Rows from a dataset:
┌────────

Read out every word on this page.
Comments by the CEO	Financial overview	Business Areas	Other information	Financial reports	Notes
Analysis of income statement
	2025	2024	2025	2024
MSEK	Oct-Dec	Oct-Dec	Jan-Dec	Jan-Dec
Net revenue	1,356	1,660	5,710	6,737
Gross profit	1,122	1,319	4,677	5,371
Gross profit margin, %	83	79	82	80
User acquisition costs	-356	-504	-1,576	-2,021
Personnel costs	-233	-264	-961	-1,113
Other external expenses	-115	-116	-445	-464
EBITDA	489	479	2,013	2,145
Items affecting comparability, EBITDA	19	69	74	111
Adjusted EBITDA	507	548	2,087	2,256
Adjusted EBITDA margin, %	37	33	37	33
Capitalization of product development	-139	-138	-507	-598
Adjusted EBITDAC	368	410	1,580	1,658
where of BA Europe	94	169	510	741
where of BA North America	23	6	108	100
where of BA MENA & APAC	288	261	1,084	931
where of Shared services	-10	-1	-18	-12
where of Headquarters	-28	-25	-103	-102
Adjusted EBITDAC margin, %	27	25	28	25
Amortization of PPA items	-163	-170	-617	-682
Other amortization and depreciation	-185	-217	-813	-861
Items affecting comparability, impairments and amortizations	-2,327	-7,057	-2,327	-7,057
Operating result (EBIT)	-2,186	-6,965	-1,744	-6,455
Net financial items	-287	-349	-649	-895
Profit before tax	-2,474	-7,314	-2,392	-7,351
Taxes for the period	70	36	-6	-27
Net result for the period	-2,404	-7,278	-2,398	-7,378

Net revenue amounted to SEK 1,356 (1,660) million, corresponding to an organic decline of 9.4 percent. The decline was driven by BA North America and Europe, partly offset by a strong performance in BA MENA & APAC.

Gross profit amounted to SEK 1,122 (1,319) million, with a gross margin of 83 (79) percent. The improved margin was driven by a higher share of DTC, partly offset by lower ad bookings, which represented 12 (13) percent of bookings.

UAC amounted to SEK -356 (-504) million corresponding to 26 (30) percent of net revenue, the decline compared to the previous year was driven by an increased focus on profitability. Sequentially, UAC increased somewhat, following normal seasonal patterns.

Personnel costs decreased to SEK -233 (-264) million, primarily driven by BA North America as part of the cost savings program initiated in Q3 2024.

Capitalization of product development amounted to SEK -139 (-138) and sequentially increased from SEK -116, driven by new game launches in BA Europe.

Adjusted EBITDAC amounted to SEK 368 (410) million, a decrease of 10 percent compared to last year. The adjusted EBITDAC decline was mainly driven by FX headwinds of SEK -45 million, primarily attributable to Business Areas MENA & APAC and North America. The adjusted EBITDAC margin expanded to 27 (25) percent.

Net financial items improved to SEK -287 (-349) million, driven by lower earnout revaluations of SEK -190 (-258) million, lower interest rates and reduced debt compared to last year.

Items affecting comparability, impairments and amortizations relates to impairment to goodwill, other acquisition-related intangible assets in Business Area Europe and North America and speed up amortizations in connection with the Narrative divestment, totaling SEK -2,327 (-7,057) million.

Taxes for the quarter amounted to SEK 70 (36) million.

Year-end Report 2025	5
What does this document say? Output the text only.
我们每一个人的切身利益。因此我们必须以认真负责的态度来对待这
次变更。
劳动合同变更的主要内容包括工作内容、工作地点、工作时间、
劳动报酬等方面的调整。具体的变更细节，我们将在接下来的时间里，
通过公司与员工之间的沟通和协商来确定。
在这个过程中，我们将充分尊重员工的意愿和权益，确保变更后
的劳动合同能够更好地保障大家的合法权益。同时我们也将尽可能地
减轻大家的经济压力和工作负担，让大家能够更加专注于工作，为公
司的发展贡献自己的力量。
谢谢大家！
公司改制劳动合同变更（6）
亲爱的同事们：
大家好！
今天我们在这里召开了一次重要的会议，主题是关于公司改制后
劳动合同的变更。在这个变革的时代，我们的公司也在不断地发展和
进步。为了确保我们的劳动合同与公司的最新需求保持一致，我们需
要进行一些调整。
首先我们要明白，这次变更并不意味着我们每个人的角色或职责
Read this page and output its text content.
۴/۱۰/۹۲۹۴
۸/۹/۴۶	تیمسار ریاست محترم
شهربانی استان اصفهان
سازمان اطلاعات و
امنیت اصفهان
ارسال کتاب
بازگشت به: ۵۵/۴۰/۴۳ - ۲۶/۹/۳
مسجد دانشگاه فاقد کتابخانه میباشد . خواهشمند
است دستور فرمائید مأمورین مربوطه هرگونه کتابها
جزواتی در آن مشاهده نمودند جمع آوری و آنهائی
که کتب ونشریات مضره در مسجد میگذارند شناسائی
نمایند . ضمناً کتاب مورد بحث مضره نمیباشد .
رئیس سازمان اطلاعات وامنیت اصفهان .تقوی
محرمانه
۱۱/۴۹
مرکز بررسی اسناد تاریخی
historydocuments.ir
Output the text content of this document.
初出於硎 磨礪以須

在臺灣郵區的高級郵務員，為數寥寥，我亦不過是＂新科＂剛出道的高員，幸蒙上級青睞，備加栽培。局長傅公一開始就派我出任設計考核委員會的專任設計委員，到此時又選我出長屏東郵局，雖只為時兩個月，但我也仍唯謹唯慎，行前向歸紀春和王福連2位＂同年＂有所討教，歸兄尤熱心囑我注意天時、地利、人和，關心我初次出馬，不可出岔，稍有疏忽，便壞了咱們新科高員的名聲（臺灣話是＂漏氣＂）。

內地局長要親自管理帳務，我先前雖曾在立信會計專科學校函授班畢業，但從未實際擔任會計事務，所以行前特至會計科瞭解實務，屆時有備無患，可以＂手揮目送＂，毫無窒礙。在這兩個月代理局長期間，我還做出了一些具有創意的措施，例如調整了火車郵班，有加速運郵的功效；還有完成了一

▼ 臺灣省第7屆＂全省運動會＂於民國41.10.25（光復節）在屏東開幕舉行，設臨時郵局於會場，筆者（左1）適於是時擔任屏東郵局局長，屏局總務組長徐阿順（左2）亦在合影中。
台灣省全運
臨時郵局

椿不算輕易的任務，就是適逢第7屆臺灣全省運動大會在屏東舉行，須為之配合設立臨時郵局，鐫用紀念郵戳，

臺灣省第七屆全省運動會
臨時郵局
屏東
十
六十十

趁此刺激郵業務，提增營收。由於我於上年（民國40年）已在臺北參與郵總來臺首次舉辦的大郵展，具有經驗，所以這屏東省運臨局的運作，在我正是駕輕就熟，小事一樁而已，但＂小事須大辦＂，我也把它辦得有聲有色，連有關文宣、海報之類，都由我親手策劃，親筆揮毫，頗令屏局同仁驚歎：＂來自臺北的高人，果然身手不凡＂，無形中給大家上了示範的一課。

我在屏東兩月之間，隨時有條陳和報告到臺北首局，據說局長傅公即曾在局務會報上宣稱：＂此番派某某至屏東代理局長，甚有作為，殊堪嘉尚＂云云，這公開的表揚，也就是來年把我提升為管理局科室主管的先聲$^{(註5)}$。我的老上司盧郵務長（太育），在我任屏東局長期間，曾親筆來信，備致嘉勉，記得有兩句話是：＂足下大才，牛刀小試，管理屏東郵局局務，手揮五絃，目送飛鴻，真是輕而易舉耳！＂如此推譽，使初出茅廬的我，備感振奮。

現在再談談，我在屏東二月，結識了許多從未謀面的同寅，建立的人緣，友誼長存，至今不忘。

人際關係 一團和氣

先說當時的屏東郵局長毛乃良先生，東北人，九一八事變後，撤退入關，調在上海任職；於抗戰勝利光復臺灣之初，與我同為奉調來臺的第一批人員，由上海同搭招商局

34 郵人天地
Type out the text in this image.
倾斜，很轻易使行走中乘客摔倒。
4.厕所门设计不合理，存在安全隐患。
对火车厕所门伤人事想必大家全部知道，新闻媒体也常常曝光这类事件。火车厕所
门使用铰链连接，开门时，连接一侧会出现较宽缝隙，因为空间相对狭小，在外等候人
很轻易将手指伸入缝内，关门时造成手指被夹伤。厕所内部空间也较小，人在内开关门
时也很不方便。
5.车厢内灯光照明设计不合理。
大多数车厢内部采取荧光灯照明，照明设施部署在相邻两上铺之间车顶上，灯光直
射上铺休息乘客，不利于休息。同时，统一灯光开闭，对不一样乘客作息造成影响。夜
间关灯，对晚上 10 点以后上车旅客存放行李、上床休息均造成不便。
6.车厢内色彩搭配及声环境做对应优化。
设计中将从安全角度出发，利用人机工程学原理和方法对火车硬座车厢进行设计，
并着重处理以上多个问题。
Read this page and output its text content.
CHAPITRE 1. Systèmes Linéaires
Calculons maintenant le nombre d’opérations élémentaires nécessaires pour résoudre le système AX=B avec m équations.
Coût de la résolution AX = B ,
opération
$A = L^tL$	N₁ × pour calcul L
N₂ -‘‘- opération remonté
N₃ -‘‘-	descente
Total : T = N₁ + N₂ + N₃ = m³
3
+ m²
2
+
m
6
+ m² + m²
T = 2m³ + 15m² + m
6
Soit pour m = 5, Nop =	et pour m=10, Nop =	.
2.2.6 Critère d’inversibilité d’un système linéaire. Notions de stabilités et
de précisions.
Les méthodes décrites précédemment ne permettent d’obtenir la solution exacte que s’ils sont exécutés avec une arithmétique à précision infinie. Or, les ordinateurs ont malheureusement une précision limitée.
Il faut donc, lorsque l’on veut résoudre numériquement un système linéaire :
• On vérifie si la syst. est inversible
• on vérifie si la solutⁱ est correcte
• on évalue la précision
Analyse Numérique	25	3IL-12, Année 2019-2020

└────────

→ **GIVEN EXERCISE**: Return every line above that contains the word "costs".

→ **COMPLETE OUTPUT**:
User acquisition costs	-356	-504	-1,576	-2,021
Personnel costs	-233	-264	-961	-1,113
Personnel costs decreased to SEK -233 (-264) million, primarily driven by BA North America as part of the cost savings program initiated in Q3 2024.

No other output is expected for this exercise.